_Seu objetivo_:
Reproduza, sem nenhuma alteração, a parte da matéria sobre o livro de memórias de Henrique Meirelles que começa em "Relato de ex-presidente" e segue até "de aperto monetário.".

_Trecho do documento_:
Relato de ex-presidente do BC resgata episódios de período à frente da autoridade monetária e de carreira no setor financeiro
Valor
Um livro de memórias que está sendo lançado pelo ex-presidente do Banco Central (BC) e ex-ministro da Fazenda Henrique Meirelles relata uma tentativa de interferência direta do presidente Lula para a redução na taxa básica de juros e um plano abortado de demiti-lo quando se iniciava um ciclo de aperto monetário.
Ambos os episódios não são exatamente inéditos – já foram relatados anteriormente pelo Valor e publicados em um outro livro —, mas ganham novos contornos na versão contada pelo próprio Meirelles, às vésperas da sabatina no Senado do novo banqueiro central indicado por Lula, Gabriel Galípolo. Diretor de Política Monetária do BC, na semana passada Galípolo votou pela alta de 0,25 ponto percentual na taxa Selic, que dá início a um novo ciclo de aperto.
Nas palavras de Meirelles, foi assim a tentativa de Lula de fazê-lo baixar o juro: “Um dia, em 2007, véspera da reunião do Copom, Lula me ligou: ‘Meirelles, eu nunca te pedi nada’, ele começou. ‘É verdade’, eu respondi. ‘Pois hoje eu vou te pedir. Vou te pedir que corte os juros, porque senão nós não vamos crescer os 5% da nossa meta. Você precisa colaborar e baixar a taxa de juros’.”

_Linhas exibidas_:
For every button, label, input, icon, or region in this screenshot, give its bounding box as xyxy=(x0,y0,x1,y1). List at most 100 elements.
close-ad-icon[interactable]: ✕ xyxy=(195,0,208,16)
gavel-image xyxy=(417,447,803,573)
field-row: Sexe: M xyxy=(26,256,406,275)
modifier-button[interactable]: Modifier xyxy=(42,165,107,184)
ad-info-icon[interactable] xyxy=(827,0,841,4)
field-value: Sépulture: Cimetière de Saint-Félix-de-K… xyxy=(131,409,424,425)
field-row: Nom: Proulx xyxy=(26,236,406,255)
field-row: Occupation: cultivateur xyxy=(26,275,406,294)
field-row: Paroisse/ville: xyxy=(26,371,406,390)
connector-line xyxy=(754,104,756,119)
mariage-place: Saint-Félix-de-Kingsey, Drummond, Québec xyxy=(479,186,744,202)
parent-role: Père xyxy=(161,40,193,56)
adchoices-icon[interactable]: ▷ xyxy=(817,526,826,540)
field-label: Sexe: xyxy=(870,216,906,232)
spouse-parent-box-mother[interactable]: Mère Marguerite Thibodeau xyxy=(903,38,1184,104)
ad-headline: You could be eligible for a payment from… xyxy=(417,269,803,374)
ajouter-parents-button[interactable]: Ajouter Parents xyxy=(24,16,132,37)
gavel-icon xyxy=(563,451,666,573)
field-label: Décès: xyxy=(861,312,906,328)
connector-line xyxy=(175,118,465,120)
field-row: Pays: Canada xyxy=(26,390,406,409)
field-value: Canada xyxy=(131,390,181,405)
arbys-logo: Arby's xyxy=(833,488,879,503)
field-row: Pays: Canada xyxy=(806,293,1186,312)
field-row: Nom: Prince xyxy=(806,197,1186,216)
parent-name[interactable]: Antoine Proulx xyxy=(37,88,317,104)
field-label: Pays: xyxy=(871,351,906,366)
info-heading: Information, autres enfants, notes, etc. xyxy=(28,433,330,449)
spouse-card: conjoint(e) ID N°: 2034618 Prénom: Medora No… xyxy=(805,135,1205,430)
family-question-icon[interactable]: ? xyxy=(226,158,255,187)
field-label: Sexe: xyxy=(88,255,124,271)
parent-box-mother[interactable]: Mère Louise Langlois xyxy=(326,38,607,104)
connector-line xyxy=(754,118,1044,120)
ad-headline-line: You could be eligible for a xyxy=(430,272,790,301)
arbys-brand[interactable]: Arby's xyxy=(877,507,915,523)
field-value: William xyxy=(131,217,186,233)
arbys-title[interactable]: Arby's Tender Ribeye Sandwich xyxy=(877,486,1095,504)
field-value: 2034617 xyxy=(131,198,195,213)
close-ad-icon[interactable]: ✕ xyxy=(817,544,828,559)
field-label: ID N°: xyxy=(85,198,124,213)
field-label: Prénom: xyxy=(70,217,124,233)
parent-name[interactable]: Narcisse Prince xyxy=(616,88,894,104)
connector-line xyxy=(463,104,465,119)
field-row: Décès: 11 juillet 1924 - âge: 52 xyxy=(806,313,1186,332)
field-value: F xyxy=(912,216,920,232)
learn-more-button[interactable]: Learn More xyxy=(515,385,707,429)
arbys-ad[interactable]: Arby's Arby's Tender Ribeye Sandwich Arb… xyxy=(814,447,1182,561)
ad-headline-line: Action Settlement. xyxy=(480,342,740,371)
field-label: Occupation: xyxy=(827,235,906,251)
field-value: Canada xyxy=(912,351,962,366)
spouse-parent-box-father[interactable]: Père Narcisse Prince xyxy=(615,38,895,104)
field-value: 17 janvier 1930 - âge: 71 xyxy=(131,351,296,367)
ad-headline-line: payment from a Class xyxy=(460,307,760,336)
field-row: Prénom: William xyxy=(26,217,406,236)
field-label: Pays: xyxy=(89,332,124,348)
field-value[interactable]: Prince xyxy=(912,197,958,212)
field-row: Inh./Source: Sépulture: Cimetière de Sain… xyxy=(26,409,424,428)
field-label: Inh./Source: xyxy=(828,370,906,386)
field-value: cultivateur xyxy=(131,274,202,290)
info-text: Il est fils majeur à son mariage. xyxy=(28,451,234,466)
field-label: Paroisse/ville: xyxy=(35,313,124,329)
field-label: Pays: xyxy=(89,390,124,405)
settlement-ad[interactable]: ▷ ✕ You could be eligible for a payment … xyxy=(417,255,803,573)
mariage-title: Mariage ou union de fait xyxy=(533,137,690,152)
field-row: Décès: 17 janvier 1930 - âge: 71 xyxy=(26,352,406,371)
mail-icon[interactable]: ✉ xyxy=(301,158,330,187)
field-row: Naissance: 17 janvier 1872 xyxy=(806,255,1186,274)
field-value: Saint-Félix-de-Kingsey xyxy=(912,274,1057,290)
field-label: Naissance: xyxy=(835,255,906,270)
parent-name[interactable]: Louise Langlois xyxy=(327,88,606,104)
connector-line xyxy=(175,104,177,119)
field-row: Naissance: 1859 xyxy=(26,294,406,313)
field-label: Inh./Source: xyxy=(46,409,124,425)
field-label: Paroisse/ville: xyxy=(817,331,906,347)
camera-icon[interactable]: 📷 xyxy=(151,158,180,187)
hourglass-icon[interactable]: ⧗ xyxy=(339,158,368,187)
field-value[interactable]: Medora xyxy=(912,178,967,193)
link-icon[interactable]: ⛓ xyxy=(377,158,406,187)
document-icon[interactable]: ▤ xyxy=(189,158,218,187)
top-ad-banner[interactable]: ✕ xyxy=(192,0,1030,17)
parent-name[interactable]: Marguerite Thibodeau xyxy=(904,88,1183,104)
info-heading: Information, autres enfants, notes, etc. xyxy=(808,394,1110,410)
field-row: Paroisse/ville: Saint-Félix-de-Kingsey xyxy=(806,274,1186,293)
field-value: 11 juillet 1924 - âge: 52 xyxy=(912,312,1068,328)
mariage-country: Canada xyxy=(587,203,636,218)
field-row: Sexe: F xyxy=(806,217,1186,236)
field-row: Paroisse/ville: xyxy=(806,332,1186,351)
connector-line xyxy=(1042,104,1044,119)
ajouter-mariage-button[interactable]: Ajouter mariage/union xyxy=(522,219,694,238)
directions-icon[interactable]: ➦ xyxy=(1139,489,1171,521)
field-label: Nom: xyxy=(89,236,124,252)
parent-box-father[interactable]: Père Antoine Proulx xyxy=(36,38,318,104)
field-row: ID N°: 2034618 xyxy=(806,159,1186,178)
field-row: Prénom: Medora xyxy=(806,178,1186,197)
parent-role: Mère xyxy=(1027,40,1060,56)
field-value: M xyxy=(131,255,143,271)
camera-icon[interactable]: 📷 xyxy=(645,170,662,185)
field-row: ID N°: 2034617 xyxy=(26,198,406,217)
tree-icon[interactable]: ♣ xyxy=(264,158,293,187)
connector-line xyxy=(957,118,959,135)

_Resposta escrita_:
Relato de ex-presidente do BC resgata episódios de período à frente da autoridade monetária e de carreira no setor financeiro
Valor
Um livro de memórias que está sendo lançado pelo ex-presidente do Banco Central (BC) e ex-ministro da Fazenda Henrique Meirelles relata uma tentativa de interferência direta do presidente Lula para a redução na taxa básica de juros e um plano abortado de demiti-lo quando se iniciava um ciclo de aperto monetário.